* [Aim of the task]:
Using the entries that follow, establish how many lines contain the word "panel" and give only that figure.

______________________________

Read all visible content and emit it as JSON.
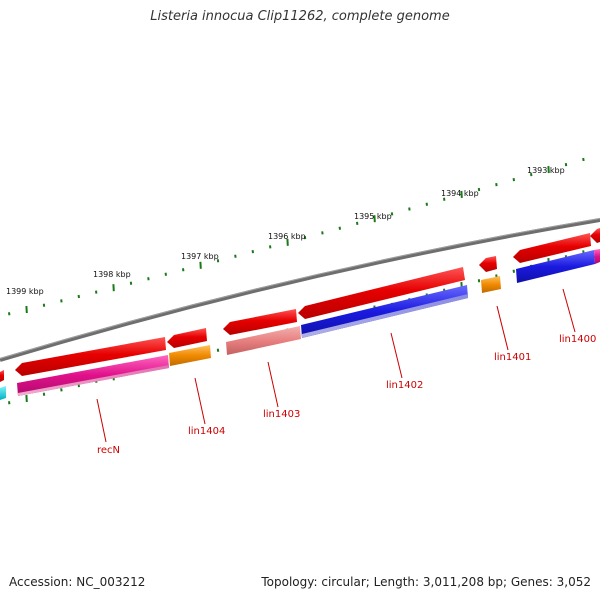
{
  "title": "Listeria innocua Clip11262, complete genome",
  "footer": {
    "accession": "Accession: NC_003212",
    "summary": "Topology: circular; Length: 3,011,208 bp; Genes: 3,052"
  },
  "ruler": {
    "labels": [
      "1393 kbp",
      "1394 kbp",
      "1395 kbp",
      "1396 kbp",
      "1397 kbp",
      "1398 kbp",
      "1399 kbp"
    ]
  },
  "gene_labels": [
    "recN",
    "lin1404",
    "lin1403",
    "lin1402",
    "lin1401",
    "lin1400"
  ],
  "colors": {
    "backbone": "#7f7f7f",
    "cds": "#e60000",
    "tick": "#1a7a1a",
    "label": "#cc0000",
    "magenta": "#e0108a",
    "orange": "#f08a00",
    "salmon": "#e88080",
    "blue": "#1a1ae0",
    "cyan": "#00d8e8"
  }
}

______________________________

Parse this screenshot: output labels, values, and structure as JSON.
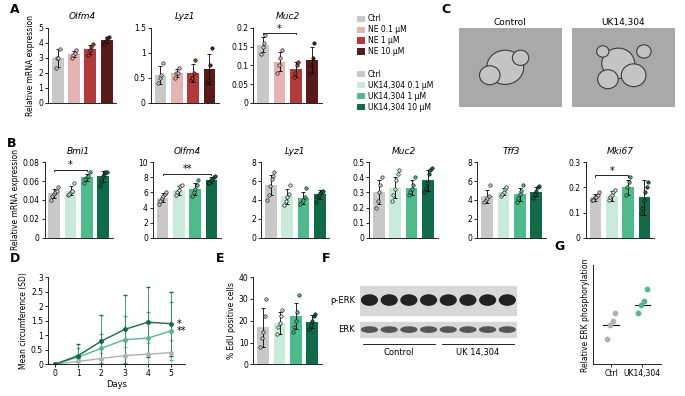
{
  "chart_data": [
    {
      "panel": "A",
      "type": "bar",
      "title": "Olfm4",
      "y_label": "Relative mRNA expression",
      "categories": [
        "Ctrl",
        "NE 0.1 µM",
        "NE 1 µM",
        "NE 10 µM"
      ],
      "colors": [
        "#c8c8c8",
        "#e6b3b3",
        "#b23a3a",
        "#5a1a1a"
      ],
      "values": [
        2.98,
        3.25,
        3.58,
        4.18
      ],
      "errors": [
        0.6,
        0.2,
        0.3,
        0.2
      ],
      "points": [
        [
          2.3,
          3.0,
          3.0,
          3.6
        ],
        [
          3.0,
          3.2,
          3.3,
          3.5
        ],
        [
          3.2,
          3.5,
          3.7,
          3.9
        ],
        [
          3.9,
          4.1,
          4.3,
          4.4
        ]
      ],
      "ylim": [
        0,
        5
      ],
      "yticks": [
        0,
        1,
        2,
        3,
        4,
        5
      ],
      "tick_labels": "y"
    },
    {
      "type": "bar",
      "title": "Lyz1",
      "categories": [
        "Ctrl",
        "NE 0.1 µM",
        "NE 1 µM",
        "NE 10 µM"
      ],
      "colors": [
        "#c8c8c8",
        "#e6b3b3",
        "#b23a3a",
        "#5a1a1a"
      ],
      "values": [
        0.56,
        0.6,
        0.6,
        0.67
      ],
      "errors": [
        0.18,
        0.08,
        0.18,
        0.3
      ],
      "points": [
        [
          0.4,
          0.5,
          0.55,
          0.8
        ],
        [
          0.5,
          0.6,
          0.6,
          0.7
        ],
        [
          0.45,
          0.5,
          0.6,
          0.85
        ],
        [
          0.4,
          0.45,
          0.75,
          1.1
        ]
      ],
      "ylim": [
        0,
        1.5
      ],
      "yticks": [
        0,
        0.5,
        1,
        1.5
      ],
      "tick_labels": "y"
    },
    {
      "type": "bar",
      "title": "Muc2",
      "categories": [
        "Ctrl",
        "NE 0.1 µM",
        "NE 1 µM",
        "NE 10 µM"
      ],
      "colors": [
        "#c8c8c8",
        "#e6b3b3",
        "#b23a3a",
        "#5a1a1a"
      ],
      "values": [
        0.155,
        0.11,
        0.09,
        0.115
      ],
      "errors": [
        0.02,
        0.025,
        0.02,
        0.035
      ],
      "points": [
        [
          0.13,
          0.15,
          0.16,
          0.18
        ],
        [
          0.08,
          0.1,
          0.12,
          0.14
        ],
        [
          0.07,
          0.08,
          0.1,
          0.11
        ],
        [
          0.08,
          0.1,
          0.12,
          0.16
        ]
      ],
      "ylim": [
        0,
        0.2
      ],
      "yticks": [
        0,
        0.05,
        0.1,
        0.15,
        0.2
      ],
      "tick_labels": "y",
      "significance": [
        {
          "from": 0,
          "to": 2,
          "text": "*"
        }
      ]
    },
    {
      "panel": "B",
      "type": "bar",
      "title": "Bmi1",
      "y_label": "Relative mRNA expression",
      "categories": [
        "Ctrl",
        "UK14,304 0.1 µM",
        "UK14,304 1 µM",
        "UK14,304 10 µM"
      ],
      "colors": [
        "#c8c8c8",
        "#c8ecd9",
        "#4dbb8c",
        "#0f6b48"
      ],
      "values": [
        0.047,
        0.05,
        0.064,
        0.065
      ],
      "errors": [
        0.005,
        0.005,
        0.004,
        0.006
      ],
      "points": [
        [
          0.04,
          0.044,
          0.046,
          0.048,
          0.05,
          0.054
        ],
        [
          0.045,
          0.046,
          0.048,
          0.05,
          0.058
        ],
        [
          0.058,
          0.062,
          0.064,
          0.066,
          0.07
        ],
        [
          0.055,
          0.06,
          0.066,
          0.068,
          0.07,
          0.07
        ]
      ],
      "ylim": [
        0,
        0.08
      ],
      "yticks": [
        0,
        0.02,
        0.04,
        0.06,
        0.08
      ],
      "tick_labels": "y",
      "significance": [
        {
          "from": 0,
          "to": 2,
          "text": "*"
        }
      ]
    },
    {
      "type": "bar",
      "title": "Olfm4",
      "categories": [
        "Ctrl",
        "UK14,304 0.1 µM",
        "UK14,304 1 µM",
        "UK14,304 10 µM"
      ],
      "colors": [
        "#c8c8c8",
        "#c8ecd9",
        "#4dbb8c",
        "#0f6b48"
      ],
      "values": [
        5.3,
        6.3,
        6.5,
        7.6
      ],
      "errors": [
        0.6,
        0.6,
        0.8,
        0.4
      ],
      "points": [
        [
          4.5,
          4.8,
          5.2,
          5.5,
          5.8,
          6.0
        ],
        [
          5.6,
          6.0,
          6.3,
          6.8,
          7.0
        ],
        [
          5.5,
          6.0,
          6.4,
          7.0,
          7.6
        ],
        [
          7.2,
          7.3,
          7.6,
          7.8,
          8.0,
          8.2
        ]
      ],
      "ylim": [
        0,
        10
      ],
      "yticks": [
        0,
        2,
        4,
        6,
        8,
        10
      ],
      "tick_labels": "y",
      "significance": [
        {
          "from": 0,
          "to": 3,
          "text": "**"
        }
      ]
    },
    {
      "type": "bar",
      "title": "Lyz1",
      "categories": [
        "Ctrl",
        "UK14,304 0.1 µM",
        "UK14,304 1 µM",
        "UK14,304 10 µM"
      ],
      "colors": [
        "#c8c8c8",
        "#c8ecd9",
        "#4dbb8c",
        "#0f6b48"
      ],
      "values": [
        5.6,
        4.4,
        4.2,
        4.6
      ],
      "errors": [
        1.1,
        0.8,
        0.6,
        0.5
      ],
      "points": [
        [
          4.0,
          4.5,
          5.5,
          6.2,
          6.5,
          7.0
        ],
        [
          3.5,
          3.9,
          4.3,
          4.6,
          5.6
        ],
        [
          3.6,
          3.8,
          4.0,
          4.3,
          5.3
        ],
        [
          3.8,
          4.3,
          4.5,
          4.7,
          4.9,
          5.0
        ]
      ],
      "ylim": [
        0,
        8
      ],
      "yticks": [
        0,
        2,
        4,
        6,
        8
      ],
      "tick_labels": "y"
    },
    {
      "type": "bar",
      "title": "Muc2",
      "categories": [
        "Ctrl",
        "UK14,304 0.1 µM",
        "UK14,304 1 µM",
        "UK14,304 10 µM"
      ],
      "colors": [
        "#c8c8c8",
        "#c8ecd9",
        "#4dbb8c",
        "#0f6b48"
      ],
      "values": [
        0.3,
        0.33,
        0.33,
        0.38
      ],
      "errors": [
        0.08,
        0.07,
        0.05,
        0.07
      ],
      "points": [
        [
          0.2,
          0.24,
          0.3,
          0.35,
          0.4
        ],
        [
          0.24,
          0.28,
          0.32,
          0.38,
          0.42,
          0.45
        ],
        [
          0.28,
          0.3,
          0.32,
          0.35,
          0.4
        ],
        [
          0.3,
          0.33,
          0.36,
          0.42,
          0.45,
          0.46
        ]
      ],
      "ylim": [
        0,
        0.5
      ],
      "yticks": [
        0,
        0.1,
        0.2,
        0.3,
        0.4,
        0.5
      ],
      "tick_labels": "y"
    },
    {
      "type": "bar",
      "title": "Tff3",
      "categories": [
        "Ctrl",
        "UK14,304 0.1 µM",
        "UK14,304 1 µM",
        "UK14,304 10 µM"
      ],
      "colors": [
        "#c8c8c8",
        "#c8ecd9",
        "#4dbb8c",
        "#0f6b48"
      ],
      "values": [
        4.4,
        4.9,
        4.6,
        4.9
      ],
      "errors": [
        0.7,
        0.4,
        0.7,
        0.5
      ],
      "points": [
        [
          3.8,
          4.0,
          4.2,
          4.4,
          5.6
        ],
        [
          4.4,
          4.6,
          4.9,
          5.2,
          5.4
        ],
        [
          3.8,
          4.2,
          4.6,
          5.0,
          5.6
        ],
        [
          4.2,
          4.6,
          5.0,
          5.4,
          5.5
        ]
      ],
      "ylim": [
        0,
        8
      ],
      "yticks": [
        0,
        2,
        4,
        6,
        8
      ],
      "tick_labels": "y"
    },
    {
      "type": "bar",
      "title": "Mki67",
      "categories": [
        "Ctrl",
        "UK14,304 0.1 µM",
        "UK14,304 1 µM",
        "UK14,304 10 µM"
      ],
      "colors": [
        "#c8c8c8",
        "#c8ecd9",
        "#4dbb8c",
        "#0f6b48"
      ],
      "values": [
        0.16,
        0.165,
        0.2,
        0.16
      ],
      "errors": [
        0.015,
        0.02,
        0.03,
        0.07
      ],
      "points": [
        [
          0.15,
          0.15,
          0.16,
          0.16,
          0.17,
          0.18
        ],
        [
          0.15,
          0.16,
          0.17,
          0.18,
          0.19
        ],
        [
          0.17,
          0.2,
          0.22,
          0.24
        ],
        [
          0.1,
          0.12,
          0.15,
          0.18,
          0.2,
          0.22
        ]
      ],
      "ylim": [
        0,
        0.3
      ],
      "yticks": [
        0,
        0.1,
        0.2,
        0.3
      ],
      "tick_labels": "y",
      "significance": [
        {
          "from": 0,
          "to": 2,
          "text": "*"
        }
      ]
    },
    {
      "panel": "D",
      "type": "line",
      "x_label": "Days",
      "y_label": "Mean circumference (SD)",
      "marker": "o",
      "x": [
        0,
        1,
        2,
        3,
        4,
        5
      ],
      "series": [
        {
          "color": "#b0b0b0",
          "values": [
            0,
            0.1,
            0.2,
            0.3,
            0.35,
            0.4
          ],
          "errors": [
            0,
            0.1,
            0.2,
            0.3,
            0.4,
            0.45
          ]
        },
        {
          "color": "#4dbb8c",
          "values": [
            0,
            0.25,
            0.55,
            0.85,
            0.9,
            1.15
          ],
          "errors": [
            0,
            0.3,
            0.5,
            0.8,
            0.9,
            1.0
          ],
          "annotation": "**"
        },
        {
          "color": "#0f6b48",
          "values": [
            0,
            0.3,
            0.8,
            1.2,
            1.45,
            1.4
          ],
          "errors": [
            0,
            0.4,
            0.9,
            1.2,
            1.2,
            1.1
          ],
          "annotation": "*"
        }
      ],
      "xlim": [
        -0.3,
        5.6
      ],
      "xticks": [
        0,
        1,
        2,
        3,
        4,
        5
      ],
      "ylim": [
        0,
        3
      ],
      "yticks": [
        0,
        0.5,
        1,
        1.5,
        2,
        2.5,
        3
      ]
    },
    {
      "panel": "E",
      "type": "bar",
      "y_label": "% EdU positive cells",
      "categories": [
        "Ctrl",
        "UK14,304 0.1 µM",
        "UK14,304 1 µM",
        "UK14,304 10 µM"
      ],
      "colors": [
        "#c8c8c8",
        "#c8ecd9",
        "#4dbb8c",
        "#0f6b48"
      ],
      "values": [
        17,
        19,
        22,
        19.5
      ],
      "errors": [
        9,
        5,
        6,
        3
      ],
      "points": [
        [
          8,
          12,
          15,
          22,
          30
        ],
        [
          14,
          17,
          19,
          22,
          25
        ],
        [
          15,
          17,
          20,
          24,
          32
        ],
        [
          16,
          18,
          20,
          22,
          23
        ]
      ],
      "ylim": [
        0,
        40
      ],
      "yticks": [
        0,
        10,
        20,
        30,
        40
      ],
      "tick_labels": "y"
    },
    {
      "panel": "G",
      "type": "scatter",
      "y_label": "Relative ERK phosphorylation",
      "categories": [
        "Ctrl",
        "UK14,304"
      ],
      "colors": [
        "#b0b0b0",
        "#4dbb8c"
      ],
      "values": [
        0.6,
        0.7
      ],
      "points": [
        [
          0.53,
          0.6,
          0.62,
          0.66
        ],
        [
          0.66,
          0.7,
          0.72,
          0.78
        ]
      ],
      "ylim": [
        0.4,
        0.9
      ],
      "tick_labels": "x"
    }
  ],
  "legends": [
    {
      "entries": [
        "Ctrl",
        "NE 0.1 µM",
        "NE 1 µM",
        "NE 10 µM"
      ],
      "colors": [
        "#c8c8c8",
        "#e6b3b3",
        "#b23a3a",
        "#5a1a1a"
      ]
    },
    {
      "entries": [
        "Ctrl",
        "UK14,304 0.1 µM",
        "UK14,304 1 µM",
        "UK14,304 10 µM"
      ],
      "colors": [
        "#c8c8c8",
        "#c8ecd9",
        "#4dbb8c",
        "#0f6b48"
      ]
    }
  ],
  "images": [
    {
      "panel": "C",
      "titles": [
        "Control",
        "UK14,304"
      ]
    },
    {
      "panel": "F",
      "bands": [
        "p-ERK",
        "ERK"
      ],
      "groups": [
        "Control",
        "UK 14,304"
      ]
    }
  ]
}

______________________________

* [Answer area]:
7